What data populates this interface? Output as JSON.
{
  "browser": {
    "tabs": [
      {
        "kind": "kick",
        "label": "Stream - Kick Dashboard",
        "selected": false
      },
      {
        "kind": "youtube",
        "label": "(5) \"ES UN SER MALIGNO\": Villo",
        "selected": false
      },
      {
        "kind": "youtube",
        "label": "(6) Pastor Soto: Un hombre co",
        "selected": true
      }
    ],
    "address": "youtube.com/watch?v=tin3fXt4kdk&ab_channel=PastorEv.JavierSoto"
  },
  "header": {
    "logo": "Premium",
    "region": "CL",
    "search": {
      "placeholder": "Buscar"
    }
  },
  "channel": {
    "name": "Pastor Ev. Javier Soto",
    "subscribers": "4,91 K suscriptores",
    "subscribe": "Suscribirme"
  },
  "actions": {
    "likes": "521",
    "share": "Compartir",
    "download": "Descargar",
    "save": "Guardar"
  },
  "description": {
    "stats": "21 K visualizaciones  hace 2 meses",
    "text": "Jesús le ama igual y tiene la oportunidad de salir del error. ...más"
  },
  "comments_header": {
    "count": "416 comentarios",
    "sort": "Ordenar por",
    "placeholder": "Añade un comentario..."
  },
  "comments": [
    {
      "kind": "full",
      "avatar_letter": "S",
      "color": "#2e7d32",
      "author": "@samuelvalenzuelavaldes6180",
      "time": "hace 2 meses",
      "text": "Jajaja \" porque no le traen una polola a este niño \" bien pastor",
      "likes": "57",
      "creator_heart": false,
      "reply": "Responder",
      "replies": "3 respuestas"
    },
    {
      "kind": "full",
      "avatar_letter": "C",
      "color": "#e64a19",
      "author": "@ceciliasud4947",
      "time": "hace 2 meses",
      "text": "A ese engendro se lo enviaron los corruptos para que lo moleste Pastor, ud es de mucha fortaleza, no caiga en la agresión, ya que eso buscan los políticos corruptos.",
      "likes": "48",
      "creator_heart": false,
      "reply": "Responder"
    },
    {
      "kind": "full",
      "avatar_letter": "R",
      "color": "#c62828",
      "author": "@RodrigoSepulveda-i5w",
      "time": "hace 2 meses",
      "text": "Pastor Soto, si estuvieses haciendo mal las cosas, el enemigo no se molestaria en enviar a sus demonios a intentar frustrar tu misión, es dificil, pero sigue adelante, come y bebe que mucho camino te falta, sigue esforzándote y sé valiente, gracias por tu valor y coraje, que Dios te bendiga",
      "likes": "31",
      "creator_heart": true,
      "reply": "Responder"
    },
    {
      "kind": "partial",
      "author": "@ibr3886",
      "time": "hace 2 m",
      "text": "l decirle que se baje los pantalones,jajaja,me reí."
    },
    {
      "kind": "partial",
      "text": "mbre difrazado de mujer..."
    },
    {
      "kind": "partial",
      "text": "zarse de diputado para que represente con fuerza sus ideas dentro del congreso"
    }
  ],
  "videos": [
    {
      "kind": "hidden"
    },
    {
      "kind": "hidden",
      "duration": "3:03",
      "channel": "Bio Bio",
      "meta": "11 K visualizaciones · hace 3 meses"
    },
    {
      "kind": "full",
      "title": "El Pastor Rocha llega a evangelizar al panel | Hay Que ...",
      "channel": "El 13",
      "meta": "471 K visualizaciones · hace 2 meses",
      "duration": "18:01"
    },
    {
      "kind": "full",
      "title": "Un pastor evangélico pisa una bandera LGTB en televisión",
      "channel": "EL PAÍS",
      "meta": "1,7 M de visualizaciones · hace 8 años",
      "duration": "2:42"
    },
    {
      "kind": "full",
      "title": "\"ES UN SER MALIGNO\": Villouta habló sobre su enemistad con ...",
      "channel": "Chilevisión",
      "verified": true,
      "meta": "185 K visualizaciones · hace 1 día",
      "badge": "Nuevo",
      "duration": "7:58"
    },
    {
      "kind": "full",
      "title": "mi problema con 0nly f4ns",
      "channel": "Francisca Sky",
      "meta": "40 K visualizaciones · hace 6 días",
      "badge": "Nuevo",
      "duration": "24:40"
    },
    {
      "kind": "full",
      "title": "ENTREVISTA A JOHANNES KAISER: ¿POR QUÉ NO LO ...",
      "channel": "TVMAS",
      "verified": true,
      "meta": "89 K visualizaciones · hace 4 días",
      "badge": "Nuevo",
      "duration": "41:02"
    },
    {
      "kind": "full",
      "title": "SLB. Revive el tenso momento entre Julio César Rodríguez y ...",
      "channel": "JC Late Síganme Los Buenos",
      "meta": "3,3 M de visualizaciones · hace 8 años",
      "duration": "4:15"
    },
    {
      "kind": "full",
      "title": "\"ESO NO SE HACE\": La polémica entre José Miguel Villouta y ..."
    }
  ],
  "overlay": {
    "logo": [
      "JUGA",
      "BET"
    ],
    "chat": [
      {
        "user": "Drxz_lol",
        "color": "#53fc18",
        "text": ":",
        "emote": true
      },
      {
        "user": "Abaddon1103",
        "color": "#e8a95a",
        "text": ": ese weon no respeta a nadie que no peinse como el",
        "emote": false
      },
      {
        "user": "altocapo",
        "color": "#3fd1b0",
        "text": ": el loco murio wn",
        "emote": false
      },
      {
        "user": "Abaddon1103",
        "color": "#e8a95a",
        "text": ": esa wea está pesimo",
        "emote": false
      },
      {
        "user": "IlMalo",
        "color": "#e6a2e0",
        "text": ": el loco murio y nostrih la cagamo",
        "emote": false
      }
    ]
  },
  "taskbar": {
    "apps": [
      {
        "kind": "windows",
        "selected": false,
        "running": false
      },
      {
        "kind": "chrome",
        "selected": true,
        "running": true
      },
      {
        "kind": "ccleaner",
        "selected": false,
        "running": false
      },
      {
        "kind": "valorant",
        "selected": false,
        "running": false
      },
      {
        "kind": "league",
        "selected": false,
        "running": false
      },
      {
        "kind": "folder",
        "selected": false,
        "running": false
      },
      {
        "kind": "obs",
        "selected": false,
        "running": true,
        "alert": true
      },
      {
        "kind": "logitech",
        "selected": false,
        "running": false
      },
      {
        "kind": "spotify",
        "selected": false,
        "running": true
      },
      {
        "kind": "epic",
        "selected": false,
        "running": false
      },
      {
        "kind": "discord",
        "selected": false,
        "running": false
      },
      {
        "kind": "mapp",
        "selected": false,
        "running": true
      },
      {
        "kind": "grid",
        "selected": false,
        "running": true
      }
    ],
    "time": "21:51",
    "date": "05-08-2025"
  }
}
######
» **DIRECTION**: Output each record exactly, leaving nothing out.

» **RESPONSE**:
What data populates this interface? Output as JSON.
{
  "browser": {
    "tabs": [
      {
        "kind": "kick",
        "label": "Stream - Kick Dashboard",
        "selected": false
      },
      {
        "kind": "youtube",
        "label": "(5) \"ES UN SER MALIGNO\": Villo",
        "selected": false
      },
      {
        "kind": "youtube",
        "label": "(6) Pastor Soto: Un hombre co",
        "selected": true
      }
    ],
    "address": "youtube.com/watch?v=tin3fXt4kdk&ab_channel=PastorEv.JavierSoto"
  },
  "header": {
    "logo": "Premium",
    "region": "CL",
    "search": {
      "placeholder": "Buscar"
    }
  },
  "channel": {
    "name": "Pastor Ev. Javier Soto",
    "subscribers": "4,91 K suscriptores",
    "subscribe": "Suscribirme"
  },
  "actions": {
    "likes": "521",
    "share": "Compartir",
    "download": "Descargar",
    "save": "Guardar"
  },
  "description": {
    "stats": "21 K visualizaciones  hace 2 meses",
    "text": "Jesús le ama igual y tiene la oportunidad de salir del error. ...más"
  },
  "comments_header": {
    "count": "416 comentarios",
    "sort": "Ordenar por",
    "placeholder": "Añade un comentario..."
  },
  "comments": [
    {
      "kind": "full",
      "avatar_letter": "S",
      "color": "#2e7d32",
      "author": "@samuelvalenzuelavaldes6180",
      "time": "hace 2 meses",
      "text": "Jajaja \" porque no le traen una polola a este niño \" bien pastor",
      "likes": "57",
      "creator_heart": false,
      "reply": "Responder",
      "replies": "3 respuestas"
    },
    {
      "kind": "full",
      "avatar_letter": "C",
      "color": "#e64a19",
      "author": "@ceciliasud4947",
      "time": "hace 2 meses",
      "text": "A ese engendro se lo enviaron los corruptos para que lo moleste Pastor, ud es de mucha fortaleza, no caiga en la agresión, ya que eso buscan los políticos corruptos.",
      "likes": "48",
      "creator_heart": false,
      "reply": "Responder"
    },
    {
      "kind": "full",
      "avatar_letter": "R",
      "color": "#c62828",
      "author": "@RodrigoSepulveda-i5w",
      "time": "hace 2 meses",
      "text": "Pastor Soto, si estuvieses haciendo mal las cosas, el enemigo no se molestaria en enviar a sus demonios a intentar frustrar tu misión, es dificil, pero sigue adelante, come y bebe que mucho camino te falta, sigue esforzándote y sé valiente, gracias por tu valor y coraje, que Dios te bendiga",
      "likes": "31",
      "creator_heart": true,
      "reply": "Responder"
    },
    {
      "kind": "partial",
      "author": "@ibr3886",
      "time": "hace 2 m",
      "text": "l decirle que se baje los pantalones,jajaja,me reí."
    },
    {
      "kind": "partial",
      "text": "mbre difrazado de mujer..."
    },
    {
      "kind": "partial",
      "text": "zarse de diputado para que represente con fuerza sus ideas dentro del congreso"
    }
  ],
  "videos": [
    {
      "kind": "hidden"
    },
    {
      "kind": "hidden",
      "duration": "3:03",
      "channel": "Bio Bio",
      "meta": "11 K visualizaciones · hace 3 meses"
    },
    {
      "kind": "full",
      "title": "El Pastor Rocha llega a evangelizar al panel | Hay Que ...",
      "channel": "El 13",
      "meta": "471 K visualizaciones · hace 2 meses",
      "duration": "18:01"
    },
    {
      "kind": "full",
      "title": "Un pastor evangélico pisa una bandera LGTB en televisión",
      "channel": "EL PAÍS",
      "meta": "1,7 M de visualizaciones · hace 8 años",
      "duration": "2:42"
    },
    {
      "kind": "full",
      "title": "\"ES UN SER MALIGNO\": Villouta habló sobre su enemistad con ...",
      "channel": "Chilevisión",
      "verified": true,
      "meta": "185 K visualizaciones · hace 1 día",
      "badge": "Nuevo",
      "duration": "7:58"
    },
    {
      "kind": "full",
      "title": "mi problema con 0nly f4ns",
      "channel": "Francisca Sky",
      "meta": "40 K visualizaciones · hace 6 días",
      "badge": "Nuevo",
      "duration": "24:40"
    },
    {
      "kind": "full",
      "title": "ENTREVISTA A JOHANNES KAISER: ¿POR QUÉ NO LO ...",
      "channel": "TVMAS",
      "verified": true,
      "meta": "89 K visualizaciones · hace 4 días",
      "badge": "Nuevo",
      "duration": "41:02"
    },
    {
      "kind": "full",
      "title": "SLB. Revive el tenso momento entre Julio César Rodríguez y ...",
      "channel": "JC Late Síganme Los Buenos",
      "meta": "3,3 M de visualizaciones · hace 8 años",
      "duration": "4:15"
    },
    {
      "kind": "full",
      "title": "\"ESO NO SE HACE\": La polémica entre José Miguel Villouta y ..."
    }
  ],
  "overlay": {
    "logo": [
      "JUGA",
      "BET"
    ],
    "chat": [
      {
        "user": "Drxz_lol",
        "color": "#53fc18",
        "text": ":",
        "emote": true
      },
      {
        "user": "Abaddon1103",
        "color": "#e8a95a",
        "text": ": ese weon no respeta a nadie que no peinse como el",
        "emote": false
      },
      {
        "user": "altocapo",
        "color": "#3fd1b0",
        "text": ": el loco murio wn",
        "emote": false
      },
      {
        "user": "Abaddon1103",
        "color": "#e8a95a",
        "text": ": esa wea está pesimo",
        "emote": false
      },
      {
        "user": "IlMalo",
        "color": "#e6a2e0",
        "text": ": el loco murio y nostrih la cagamo",
        "emote": false
      }
    ]
  },
  "taskbar": {
    "apps": [
      {
        "kind": "windows",
        "selected": false,
        "running": false
      },
      {
        "kind": "chrome",
        "selected": true,
        "running": true
      },
      {
        "kind": "ccleaner",
        "selected": false,
        "running": false
      },
      {
        "kind": "valorant",
        "selected": false,
        "running": false
      },
      {
        "kind": "league",
        "selected": false,
        "running": false
      },
      {
        "kind": "folder",
        "selected": false,
        "running": false
      },
      {
        "kind": "obs",
        "selected": false,
        "running": true,
        "alert": true
      },
      {
        "kind": "logitech",
        "selected": false,
        "running": false
      },
      {
        "kind": "spotify",
        "selected": false,
        "running": true
      },
      {
        "kind": "epic",
        "selected": false,
        "running": false
      },
      {
        "kind": "discord",
        "selected": false,
        "running": false
      },
      {
        "kind": "mapp",
        "selected": false,
        "running": true
      },
      {
        "kind": "grid",
        "selected": false,
        "running": true
      }
    ],
    "time": "21:51",
    "date": "05-08-2025"
  }
}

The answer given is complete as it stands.